** Begin Dataset entries **

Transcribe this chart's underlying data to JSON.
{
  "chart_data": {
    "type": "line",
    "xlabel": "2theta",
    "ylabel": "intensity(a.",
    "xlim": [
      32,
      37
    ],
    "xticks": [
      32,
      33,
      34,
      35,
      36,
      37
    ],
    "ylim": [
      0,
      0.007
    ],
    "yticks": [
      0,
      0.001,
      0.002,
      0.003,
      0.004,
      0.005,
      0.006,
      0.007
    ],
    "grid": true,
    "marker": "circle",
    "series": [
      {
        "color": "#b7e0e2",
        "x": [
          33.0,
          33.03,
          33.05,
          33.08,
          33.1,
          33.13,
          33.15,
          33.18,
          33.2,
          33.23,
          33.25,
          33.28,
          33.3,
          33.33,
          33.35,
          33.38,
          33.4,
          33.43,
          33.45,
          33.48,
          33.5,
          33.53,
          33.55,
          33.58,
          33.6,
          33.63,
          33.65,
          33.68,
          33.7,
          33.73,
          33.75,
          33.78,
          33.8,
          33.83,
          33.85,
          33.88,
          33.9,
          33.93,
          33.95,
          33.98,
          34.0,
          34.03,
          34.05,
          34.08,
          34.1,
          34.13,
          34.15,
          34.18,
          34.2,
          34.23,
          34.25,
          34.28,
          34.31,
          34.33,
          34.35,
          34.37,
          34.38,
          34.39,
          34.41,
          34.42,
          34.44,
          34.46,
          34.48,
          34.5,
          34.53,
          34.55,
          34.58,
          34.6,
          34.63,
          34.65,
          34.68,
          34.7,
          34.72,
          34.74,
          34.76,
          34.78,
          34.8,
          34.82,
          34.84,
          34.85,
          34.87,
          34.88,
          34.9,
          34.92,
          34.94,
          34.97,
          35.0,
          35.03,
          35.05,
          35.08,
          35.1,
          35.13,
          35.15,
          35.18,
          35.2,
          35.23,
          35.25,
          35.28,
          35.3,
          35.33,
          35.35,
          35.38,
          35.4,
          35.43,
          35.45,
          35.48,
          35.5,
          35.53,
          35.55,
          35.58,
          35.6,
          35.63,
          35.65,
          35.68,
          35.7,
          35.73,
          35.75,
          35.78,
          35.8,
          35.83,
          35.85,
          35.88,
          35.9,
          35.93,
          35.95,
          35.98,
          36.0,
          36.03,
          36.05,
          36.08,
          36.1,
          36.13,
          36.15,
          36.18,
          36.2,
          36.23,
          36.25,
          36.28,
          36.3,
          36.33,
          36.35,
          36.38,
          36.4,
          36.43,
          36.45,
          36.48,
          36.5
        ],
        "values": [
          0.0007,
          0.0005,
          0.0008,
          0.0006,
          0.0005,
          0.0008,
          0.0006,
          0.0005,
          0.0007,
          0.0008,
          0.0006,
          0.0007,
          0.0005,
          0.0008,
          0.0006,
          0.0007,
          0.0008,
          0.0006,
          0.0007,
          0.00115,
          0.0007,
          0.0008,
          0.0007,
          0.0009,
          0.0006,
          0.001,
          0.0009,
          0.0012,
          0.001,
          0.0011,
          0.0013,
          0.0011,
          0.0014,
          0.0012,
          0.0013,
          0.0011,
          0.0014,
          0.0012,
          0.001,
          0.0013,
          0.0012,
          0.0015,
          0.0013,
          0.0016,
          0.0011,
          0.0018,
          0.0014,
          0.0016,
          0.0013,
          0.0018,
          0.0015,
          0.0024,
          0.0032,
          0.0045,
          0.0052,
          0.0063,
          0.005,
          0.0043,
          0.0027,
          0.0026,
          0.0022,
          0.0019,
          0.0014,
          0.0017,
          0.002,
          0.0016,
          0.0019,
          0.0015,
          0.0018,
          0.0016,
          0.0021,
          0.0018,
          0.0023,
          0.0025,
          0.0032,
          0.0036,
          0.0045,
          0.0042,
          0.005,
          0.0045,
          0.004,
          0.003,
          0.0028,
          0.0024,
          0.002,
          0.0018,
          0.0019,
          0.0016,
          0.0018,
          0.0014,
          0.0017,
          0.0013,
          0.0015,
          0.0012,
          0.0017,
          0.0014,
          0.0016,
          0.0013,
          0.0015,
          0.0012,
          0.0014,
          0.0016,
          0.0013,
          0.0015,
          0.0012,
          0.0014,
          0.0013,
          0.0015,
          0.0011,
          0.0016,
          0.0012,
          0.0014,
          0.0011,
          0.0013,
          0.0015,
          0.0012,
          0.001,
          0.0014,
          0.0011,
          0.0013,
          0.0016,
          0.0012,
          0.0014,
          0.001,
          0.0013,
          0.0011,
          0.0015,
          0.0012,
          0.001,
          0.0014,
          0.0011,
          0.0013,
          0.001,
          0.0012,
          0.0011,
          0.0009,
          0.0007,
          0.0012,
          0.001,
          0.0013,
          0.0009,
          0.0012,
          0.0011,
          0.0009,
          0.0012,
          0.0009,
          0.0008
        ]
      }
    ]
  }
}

** End Dataset entries **

* Task directions *
Repeat the whole listing exactly, keeping every line intact.

* The reply *
Transcribe this chart's underlying data to JSON.
{
  "chart_data": {
    "type": "line",
    "xlabel": "2theta",
    "ylabel": "intensity(a.",
    "xlim": [
      32,
      37
    ],
    "xticks": [
      32,
      33,
      34,
      35,
      36,
      37
    ],
    "ylim": [
      0,
      0.007
    ],
    "yticks": [
      0,
      0.001,
      0.002,
      0.003,
      0.004,
      0.005,
      0.006,
      0.007
    ],
    "grid": true,
    "marker": "circle",
    "series": [
      {
        "color": "#b7e0e2",
        "x": [
          33.0,
          33.03,
          33.05,
          33.08,
          33.1,
          33.13,
          33.15,
          33.18,
          33.2,
          33.23,
          33.25,
          33.28,
          33.3,
          33.33,
          33.35,
          33.38,
          33.4,
          33.43,
          33.45,
          33.48,
          33.5,
          33.53,
          33.55,
          33.58,
          33.6,
          33.63,
          33.65,
          33.68,
          33.7,
          33.73,
          33.75,
          33.78,
          33.8,
          33.83,
          33.85,
          33.88,
          33.9,
          33.93,
          33.95,
          33.98,
          34.0,
          34.03,
          34.05,
          34.08,
          34.1,
          34.13,
          34.15,
          34.18,
          34.2,
          34.23,
          34.25,
          34.28,
          34.31,
          34.33,
          34.35,
          34.37,
          34.38,
          34.39,
          34.41,
          34.42,
          34.44,
          34.46,
          34.48,
          34.5,
          34.53,
          34.55,
          34.58,
          34.6,
          34.63,
          34.65,
          34.68,
          34.7,
          34.72,
          34.74,
          34.76,
          34.78,
          34.8,
          34.82,
          34.84,
          34.85,
          34.87,
          34.88,
          34.9,
          34.92,
          34.94,
          34.97,
          35.0,
          35.03,
          35.05,
          35.08,
          35.1,
          35.13,
          35.15,
          35.18,
          35.2,
          35.23,
          35.25,
          35.28,
          35.3,
          35.33,
          35.35,
          35.38,
          35.4,
          35.43,
          35.45,
          35.48,
          35.5,
          35.53,
          35.55,
          35.58,
          35.6,
          35.63,
          35.65,
          35.68,
          35.7,
          35.73,
          35.75,
          35.78,
          35.8,
          35.83,
          35.85,
          35.88,
          35.9,
          35.93,
          35.95,
          35.98,
          36.0,
          36.03,
          36.05,
          36.08,
          36.1,
          36.13,
          36.15,
          36.18,
          36.2,
          36.23,
          36.25,
          36.28,
          36.3,
          36.33,
          36.35,
          36.38,
          36.4,
          36.43,
          36.45,
          36.48,
          36.5
        ],
        "values": [
          0.0007,
          0.0005,
          0.0008,
          0.0006,
          0.0005,
          0.0008,
          0.0006,
          0.0005,
          0.0007,
          0.0008,
          0.0006,
          0.0007,
          0.0005,
          0.0008,
          0.0006,
          0.0007,
          0.0008,
          0.0006,
          0.0007,
          0.00115,
          0.0007,
          0.0008,
          0.0007,
          0.0009,
          0.0006,
          0.001,
          0.0009,
          0.0012,
          0.001,
          0.0011,
          0.0013,
          0.0011,
          0.0014,
          0.0012,
          0.0013,
          0.0011,
          0.0014,
          0.0012,
          0.001,
          0.0013,
          0.0012,
          0.0015,
          0.0013,
          0.0016,
          0.0011,
          0.0018,
          0.0014,
          0.0016,
          0.0013,
          0.0018,
          0.0015,
          0.0024,
          0.0032,
          0.0045,
          0.0052,
          0.0063,
          0.005,
          0.0043,
          0.0027,
          0.0026,
          0.0022,
          0.0019,
          0.0014,
          0.0017,
          0.002,
          0.0016,
          0.0019,
          0.0015,
          0.0018,
          0.0016,
          0.0021,
          0.0018,
          0.0023,
          0.0025,
          0.0032,
          0.0036,
          0.0045,
          0.0042,
          0.005,
          0.0045,
          0.004,
          0.003,
          0.0028,
          0.0024,
          0.002,
          0.0018,
          0.0019,
          0.0016,
          0.0018,
          0.0014,
          0.0017,
          0.0013,
          0.0015,
          0.0012,
          0.0017,
          0.0014,
          0.0016,
          0.0013,
          0.0015,
          0.0012,
          0.0014,
          0.0016,
          0.0013,
          0.0015,
          0.0012,
          0.0014,
          0.0013,
          0.0015,
          0.0011,
          0.0016,
          0.0012,
          0.0014,
          0.0011,
          0.0013,
          0.0015,
          0.0012,
          0.001,
          0.0014,
          0.0011,
          0.0013,
          0.0016,
          0.0012,
          0.0014,
          0.001,
          0.0013,
          0.0011,
          0.0015,
          0.0012,
          0.001,
          0.0014,
          0.0011,
          0.0013,
          0.001,
          0.0012,
          0.0011,
          0.0009,
          0.0007,
          0.0012,
          0.001,
          0.0013,
          0.0009,
          0.0012,
          0.0011,
          0.0009,
          0.0012,
          0.0009,
          0.0008
        ]
      }
    ]
  }
}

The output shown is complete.